WHAT THE TASK ASKS: Keep only the lines of the data below that contain "způsobených", and copy them.

Entries from a dataset:
** start **

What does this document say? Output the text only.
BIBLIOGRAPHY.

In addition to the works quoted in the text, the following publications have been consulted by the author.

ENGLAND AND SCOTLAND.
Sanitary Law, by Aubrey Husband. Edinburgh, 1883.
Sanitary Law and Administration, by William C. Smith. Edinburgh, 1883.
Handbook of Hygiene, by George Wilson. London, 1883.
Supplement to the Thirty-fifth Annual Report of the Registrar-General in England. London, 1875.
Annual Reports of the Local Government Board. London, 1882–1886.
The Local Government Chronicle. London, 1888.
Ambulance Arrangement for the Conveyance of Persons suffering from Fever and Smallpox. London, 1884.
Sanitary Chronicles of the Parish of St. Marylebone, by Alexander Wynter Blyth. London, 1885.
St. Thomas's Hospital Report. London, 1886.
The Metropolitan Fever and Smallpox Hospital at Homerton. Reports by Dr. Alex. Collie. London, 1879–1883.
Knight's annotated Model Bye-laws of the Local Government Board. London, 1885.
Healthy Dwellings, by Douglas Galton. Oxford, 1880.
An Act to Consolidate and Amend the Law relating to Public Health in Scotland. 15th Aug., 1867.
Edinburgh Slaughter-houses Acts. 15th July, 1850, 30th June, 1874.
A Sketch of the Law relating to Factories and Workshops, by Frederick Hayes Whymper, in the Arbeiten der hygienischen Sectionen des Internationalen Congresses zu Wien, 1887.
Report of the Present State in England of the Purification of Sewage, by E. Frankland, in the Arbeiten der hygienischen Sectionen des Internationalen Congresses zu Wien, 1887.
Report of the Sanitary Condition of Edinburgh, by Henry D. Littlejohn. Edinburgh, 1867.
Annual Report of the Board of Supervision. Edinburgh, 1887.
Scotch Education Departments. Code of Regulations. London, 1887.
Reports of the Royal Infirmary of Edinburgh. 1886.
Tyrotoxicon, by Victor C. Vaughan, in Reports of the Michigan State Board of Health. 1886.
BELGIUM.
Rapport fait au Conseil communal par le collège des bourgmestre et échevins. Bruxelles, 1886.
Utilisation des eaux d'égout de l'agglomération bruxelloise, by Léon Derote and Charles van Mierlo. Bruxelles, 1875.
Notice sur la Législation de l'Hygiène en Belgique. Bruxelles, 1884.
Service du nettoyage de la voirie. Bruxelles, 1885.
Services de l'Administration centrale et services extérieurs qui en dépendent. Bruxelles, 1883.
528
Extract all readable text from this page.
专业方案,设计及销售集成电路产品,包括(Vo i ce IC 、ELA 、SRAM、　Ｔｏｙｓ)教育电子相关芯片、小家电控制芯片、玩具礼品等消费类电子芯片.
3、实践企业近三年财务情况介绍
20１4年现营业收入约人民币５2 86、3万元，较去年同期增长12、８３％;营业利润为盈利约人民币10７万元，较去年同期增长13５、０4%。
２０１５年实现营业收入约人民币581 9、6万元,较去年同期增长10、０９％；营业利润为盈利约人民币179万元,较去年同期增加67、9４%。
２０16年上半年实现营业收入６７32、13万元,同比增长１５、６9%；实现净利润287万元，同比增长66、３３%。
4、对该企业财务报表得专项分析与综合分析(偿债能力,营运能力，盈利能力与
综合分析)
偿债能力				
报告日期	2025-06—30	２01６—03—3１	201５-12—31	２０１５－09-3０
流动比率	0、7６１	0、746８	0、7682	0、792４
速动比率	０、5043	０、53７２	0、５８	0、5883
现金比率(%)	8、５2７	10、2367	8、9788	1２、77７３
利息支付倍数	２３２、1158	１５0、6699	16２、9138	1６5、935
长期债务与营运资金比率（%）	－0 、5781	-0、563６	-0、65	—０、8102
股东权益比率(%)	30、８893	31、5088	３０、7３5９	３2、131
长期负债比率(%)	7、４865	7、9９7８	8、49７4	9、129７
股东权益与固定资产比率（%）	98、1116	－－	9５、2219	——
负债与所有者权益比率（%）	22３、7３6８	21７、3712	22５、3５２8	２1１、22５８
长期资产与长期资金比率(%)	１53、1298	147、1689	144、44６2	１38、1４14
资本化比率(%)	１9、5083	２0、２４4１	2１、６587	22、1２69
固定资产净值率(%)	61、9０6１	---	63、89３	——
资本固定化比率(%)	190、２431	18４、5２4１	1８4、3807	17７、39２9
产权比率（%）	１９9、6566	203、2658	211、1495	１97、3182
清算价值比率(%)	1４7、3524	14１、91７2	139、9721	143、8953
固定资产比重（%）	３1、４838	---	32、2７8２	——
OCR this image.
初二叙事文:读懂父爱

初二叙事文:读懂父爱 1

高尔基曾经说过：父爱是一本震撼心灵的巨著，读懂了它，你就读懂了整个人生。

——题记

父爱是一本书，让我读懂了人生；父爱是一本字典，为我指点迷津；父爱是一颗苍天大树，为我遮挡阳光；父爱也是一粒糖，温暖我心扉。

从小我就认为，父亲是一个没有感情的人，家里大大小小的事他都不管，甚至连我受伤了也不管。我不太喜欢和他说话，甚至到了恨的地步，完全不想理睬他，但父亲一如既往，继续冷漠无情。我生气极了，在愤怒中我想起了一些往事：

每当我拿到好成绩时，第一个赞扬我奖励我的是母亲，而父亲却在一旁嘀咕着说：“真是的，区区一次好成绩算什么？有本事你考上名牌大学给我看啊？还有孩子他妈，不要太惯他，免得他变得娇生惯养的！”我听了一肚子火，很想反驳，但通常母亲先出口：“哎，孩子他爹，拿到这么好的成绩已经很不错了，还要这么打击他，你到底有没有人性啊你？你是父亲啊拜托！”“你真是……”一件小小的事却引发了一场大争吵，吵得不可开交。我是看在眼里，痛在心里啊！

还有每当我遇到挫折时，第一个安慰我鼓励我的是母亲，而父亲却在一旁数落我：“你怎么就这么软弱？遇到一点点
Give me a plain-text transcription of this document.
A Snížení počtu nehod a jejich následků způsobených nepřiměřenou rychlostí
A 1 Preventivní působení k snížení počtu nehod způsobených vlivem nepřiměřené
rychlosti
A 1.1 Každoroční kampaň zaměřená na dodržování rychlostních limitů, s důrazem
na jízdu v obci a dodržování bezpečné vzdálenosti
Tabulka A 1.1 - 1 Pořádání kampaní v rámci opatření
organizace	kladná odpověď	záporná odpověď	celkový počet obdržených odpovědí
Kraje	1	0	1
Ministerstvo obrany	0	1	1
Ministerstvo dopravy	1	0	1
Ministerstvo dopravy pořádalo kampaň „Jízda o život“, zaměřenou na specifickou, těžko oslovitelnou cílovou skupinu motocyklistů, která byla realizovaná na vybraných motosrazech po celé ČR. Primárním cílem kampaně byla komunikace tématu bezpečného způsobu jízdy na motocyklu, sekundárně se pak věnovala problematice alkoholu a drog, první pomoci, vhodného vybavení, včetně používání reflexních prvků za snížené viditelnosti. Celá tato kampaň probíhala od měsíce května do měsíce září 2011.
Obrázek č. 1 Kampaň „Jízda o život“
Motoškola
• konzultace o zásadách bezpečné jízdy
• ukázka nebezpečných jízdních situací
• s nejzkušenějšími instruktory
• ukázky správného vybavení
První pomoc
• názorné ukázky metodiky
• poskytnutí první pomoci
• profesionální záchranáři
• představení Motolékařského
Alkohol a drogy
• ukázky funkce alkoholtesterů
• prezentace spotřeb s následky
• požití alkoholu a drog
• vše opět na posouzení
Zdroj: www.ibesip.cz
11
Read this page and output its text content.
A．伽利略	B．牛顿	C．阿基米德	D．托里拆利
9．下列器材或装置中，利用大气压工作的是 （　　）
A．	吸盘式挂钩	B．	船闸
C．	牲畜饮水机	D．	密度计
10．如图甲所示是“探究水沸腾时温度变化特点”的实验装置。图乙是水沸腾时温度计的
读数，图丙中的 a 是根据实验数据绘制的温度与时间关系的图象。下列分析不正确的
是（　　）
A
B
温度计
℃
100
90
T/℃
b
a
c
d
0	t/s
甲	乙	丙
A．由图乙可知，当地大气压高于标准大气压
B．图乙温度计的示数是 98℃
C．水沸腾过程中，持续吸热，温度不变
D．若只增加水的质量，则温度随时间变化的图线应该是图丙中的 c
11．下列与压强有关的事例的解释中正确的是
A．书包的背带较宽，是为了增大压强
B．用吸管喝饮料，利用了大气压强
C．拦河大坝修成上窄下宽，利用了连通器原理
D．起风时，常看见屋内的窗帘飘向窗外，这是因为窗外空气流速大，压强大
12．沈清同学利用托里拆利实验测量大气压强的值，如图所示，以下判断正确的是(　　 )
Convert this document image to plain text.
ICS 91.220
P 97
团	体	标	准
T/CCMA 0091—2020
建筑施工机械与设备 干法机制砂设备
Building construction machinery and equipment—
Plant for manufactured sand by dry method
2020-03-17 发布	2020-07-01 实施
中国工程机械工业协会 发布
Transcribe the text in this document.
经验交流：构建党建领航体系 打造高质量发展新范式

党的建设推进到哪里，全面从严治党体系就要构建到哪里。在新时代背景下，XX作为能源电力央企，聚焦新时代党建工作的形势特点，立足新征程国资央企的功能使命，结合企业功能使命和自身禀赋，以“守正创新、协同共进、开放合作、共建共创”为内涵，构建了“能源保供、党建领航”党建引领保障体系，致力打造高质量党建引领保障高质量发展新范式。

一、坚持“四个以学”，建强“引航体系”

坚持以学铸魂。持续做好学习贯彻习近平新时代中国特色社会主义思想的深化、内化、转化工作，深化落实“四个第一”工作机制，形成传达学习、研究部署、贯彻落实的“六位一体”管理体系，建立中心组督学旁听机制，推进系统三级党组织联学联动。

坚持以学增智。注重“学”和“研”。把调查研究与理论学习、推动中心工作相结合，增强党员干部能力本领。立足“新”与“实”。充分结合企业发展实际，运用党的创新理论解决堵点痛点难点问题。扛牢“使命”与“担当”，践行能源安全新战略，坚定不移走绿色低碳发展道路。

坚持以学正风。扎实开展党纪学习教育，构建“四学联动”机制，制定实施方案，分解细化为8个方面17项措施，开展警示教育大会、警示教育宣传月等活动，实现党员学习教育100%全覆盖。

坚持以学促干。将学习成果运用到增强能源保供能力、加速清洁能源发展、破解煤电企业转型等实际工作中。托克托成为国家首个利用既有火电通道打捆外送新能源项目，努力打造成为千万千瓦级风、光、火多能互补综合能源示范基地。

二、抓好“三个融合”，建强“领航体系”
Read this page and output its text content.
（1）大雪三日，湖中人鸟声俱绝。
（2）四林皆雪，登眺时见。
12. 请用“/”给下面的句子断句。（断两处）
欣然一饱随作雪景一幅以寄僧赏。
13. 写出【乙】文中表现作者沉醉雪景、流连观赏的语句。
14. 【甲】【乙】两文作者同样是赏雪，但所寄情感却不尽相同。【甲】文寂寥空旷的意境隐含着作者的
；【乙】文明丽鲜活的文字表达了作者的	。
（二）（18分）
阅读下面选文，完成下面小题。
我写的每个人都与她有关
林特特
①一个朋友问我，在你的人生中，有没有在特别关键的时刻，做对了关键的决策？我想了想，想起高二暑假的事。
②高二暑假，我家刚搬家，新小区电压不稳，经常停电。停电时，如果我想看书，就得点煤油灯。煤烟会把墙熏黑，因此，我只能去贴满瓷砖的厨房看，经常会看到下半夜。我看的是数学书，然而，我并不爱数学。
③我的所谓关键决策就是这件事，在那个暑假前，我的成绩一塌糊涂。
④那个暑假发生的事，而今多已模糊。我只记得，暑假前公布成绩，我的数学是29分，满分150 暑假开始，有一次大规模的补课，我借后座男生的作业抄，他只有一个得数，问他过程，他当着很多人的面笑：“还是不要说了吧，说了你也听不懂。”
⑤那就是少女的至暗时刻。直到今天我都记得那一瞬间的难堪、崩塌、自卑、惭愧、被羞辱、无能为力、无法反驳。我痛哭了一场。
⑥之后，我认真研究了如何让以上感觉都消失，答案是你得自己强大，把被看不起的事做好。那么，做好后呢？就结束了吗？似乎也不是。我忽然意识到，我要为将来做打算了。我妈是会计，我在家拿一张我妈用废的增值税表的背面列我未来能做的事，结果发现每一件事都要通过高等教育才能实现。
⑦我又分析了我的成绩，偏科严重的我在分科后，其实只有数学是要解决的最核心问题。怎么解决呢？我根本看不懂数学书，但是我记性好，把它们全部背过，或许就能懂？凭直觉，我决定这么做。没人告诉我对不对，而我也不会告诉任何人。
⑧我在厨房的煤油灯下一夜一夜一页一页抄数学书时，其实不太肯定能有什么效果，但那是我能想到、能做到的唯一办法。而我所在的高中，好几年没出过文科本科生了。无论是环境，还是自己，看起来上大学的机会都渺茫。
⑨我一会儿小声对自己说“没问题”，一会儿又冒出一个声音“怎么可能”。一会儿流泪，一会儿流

** end **

SOLUTION:
A Snížení počtu nehod a jejich následků způsobených nepřiměřenou rychlostí
A 1 Preventivní působení k snížení počtu nehod způsobených vlivem nepřiměřené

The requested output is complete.